:: The records ::
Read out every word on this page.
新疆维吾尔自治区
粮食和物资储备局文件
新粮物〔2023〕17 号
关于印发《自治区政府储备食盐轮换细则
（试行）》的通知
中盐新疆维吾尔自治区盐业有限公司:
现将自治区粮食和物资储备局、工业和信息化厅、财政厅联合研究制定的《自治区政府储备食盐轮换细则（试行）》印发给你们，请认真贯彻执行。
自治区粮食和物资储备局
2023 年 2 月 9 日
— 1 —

:: Set problem ::
Recite the full listing above exactly.

:: Completed task ::
Read out every word on this page.
新疆维吾尔自治区
粮食和物资储备局文件
新粮物〔2023〕17 号
关于印发《自治区政府储备食盐轮换细则
（试行）》的通知
中盐新疆维吾尔自治区盐业有限公司:
现将自治区粮食和物资储备局、工业和信息化厅、财政厅联合研究制定的《自治区政府储备食盐轮换细则（试行）》印发给你们，请认真贯彻执行。
自治区粮食和物资储备局
2023 年 2 月 9 日
— 1 —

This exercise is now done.